>> Start Data

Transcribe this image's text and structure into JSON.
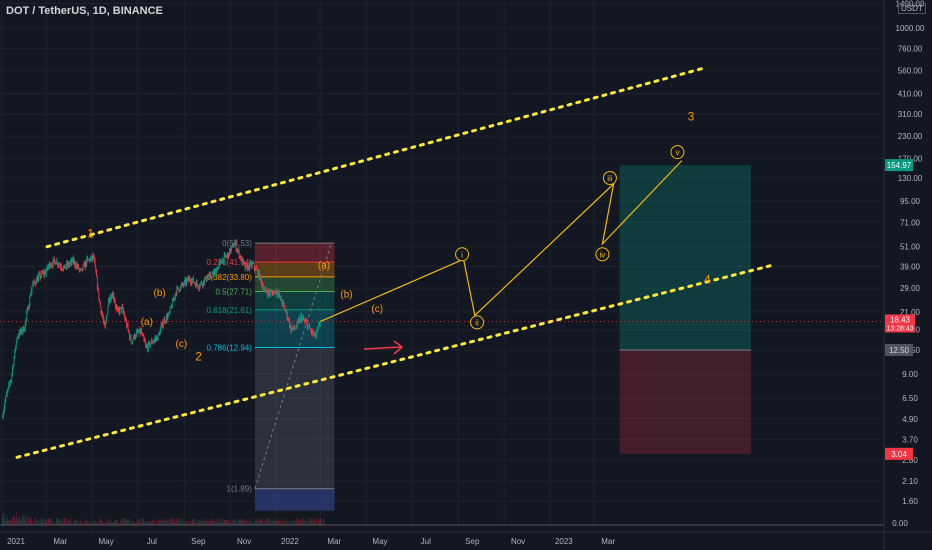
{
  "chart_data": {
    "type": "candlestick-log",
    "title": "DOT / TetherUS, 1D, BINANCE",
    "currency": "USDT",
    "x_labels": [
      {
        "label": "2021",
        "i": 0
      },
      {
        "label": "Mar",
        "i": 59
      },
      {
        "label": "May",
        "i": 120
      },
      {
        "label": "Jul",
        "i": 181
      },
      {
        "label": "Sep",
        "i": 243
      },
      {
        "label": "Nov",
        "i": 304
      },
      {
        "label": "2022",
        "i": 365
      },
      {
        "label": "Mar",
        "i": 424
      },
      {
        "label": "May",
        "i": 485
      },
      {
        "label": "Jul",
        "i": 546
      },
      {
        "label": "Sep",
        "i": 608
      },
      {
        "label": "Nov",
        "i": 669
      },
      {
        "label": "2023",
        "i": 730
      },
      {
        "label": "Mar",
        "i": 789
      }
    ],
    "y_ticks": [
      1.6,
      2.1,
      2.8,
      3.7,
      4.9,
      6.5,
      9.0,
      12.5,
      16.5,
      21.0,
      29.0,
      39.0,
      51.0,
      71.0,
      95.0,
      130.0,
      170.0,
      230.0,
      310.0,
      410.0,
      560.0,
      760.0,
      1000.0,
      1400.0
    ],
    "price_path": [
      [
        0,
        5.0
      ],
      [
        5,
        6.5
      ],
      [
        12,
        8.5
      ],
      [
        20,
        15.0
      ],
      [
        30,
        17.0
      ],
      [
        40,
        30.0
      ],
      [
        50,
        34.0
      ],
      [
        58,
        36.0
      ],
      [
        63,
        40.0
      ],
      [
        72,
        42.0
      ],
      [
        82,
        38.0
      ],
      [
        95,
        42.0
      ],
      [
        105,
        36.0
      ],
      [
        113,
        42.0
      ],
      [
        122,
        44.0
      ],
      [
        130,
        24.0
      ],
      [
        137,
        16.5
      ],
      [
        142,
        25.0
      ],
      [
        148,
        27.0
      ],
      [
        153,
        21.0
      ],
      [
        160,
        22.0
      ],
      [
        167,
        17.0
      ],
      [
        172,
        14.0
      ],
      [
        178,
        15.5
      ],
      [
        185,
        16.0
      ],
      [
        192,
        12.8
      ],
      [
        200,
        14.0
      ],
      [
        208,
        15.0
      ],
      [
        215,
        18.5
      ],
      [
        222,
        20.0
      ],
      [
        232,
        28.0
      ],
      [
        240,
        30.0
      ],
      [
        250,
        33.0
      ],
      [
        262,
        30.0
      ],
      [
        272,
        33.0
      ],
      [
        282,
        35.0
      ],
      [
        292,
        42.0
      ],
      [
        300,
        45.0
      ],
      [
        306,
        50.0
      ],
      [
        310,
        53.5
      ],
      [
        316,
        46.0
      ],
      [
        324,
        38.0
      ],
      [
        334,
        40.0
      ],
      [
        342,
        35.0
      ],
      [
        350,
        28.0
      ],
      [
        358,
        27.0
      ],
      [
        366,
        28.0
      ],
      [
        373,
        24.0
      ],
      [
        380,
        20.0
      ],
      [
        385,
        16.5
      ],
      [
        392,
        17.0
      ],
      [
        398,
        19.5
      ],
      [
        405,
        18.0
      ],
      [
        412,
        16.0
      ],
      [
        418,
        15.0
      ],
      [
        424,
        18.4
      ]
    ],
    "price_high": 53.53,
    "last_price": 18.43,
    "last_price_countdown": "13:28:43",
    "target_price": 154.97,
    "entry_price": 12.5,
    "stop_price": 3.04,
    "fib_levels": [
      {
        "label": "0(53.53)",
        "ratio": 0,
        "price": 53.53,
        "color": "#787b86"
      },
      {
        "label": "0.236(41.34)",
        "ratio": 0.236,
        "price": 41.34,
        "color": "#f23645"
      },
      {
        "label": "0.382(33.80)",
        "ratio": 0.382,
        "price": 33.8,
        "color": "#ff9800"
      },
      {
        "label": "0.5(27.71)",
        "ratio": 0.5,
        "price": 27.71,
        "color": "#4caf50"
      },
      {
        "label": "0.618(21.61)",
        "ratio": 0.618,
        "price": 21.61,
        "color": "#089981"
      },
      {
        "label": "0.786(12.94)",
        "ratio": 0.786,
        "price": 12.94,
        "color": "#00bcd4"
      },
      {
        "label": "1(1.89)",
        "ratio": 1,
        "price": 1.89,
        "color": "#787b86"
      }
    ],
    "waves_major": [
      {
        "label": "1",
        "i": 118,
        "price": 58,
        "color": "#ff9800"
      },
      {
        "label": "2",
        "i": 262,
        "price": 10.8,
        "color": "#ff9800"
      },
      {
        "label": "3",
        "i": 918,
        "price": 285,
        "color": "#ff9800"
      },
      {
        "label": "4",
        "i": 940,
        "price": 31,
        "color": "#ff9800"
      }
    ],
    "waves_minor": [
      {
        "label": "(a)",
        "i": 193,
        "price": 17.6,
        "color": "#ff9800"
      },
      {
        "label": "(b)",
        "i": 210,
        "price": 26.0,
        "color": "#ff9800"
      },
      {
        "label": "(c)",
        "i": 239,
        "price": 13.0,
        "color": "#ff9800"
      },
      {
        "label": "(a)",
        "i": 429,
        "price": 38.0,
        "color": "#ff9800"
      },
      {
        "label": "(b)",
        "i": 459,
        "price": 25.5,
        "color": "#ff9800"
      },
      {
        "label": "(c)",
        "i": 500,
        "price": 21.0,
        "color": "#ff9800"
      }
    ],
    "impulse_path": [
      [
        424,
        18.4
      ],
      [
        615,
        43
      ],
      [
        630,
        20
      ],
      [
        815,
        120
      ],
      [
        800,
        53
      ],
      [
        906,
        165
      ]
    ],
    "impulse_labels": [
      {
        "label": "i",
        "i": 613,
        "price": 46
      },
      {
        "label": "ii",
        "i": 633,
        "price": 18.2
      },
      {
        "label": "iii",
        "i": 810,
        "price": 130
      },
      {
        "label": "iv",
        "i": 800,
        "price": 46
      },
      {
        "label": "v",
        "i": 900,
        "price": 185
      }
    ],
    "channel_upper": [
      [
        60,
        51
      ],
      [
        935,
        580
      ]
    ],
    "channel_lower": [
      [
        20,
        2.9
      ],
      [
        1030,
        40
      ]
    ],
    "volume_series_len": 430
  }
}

>> End Data

Set task
Repeat the listing in full and exactly. Do not include any images.

Task response
Transcribe this image's text and structure into JSON.
{
  "chart_data": {
    "type": "candlestick-log",
    "title": "DOT / TetherUS, 1D, BINANCE",
    "currency": "USDT",
    "x_labels": [
      {
        "label": "2021",
        "i": 0
      },
      {
        "label": "Mar",
        "i": 59
      },
      {
        "label": "May",
        "i": 120
      },
      {
        "label": "Jul",
        "i": 181
      },
      {
        "label": "Sep",
        "i": 243
      },
      {
        "label": "Nov",
        "i": 304
      },
      {
        "label": "2022",
        "i": 365
      },
      {
        "label": "Mar",
        "i": 424
      },
      {
        "label": "May",
        "i": 485
      },
      {
        "label": "Jul",
        "i": 546
      },
      {
        "label": "Sep",
        "i": 608
      },
      {
        "label": "Nov",
        "i": 669
      },
      {
        "label": "2023",
        "i": 730
      },
      {
        "label": "Mar",
        "i": 789
      }
    ],
    "y_ticks": [
      1.6,
      2.1,
      2.8,
      3.7,
      4.9,
      6.5,
      9.0,
      12.5,
      16.5,
      21.0,
      29.0,
      39.0,
      51.0,
      71.0,
      95.0,
      130.0,
      170.0,
      230.0,
      310.0,
      410.0,
      560.0,
      760.0,
      1000.0,
      1400.0
    ],
    "price_path": [
      [
        0,
        5.0
      ],
      [
        5,
        6.5
      ],
      [
        12,
        8.5
      ],
      [
        20,
        15.0
      ],
      [
        30,
        17.0
      ],
      [
        40,
        30.0
      ],
      [
        50,
        34.0
      ],
      [
        58,
        36.0
      ],
      [
        63,
        40.0
      ],
      [
        72,
        42.0
      ],
      [
        82,
        38.0
      ],
      [
        95,
        42.0
      ],
      [
        105,
        36.0
      ],
      [
        113,
        42.0
      ],
      [
        122,
        44.0
      ],
      [
        130,
        24.0
      ],
      [
        137,
        16.5
      ],
      [
        142,
        25.0
      ],
      [
        148,
        27.0
      ],
      [
        153,
        21.0
      ],
      [
        160,
        22.0
      ],
      [
        167,
        17.0
      ],
      [
        172,
        14.0
      ],
      [
        178,
        15.5
      ],
      [
        185,
        16.0
      ],
      [
        192,
        12.8
      ],
      [
        200,
        14.0
      ],
      [
        208,
        15.0
      ],
      [
        215,
        18.5
      ],
      [
        222,
        20.0
      ],
      [
        232,
        28.0
      ],
      [
        240,
        30.0
      ],
      [
        250,
        33.0
      ],
      [
        262,
        30.0
      ],
      [
        272,
        33.0
      ],
      [
        282,
        35.0
      ],
      [
        292,
        42.0
      ],
      [
        300,
        45.0
      ],
      [
        306,
        50.0
      ],
      [
        310,
        53.5
      ],
      [
        316,
        46.0
      ],
      [
        324,
        38.0
      ],
      [
        334,
        40.0
      ],
      [
        342,
        35.0
      ],
      [
        350,
        28.0
      ],
      [
        358,
        27.0
      ],
      [
        366,
        28.0
      ],
      [
        373,
        24.0
      ],
      [
        380,
        20.0
      ],
      [
        385,
        16.5
      ],
      [
        392,
        17.0
      ],
      [
        398,
        19.5
      ],
      [
        405,
        18.0
      ],
      [
        412,
        16.0
      ],
      [
        418,
        15.0
      ],
      [
        424,
        18.4
      ]
    ],
    "price_high": 53.53,
    "last_price": 18.43,
    "last_price_countdown": "13:28:43",
    "target_price": 154.97,
    "entry_price": 12.5,
    "stop_price": 3.04,
    "fib_levels": [
      {
        "label": "0(53.53)",
        "ratio": 0,
        "price": 53.53,
        "color": "#787b86"
      },
      {
        "label": "0.236(41.34)",
        "ratio": 0.236,
        "price": 41.34,
        "color": "#f23645"
      },
      {
        "label": "0.382(33.80)",
        "ratio": 0.382,
        "price": 33.8,
        "color": "#ff9800"
      },
      {
        "label": "0.5(27.71)",
        "ratio": 0.5,
        "price": 27.71,
        "color": "#4caf50"
      },
      {
        "label": "0.618(21.61)",
        "ratio": 0.618,
        "price": 21.61,
        "color": "#089981"
      },
      {
        "label": "0.786(12.94)",
        "ratio": 0.786,
        "price": 12.94,
        "color": "#00bcd4"
      },
      {
        "label": "1(1.89)",
        "ratio": 1,
        "price": 1.89,
        "color": "#787b86"
      }
    ],
    "waves_major": [
      {
        "label": "1",
        "i": 118,
        "price": 58,
        "color": "#ff9800"
      },
      {
        "label": "2",
        "i": 262,
        "price": 10.8,
        "color": "#ff9800"
      },
      {
        "label": "3",
        "i": 918,
        "price": 285,
        "color": "#ff9800"
      },
      {
        "label": "4",
        "i": 940,
        "price": 31,
        "color": "#ff9800"
      }
    ],
    "waves_minor": [
      {
        "label": "(a)",
        "i": 193,
        "price": 17.6,
        "color": "#ff9800"
      },
      {
        "label": "(b)",
        "i": 210,
        "price": 26.0,
        "color": "#ff9800"
      },
      {
        "label": "(c)",
        "i": 239,
        "price": 13.0,
        "color": "#ff9800"
      },
      {
        "label": "(a)",
        "i": 429,
        "price": 38.0,
        "color": "#ff9800"
      },
      {
        "label": "(b)",
        "i": 459,
        "price": 25.5,
        "color": "#ff9800"
      },
      {
        "label": "(c)",
        "i": 500,
        "price": 21.0,
        "color": "#ff9800"
      }
    ],
    "impulse_path": [
      [
        424,
        18.4
      ],
      [
        615,
        43
      ],
      [
        630,
        20
      ],
      [
        815,
        120
      ],
      [
        800,
        53
      ],
      [
        906,
        165
      ]
    ],
    "impulse_labels": [
      {
        "label": "i",
        "i": 613,
        "price": 46
      },
      {
        "label": "ii",
        "i": 633,
        "price": 18.2
      },
      {
        "label": "iii",
        "i": 810,
        "price": 130
      },
      {
        "label": "iv",
        "i": 800,
        "price": 46
      },
      {
        "label": "v",
        "i": 900,
        "price": 185
      }
    ],
    "channel_upper": [
      [
        60,
        51
      ],
      [
        935,
        580
      ]
    ],
    "channel_lower": [
      [
        20,
        2.9
      ],
      [
        1030,
        40
      ]
    ],
    "volume_series_len": 430
  }
}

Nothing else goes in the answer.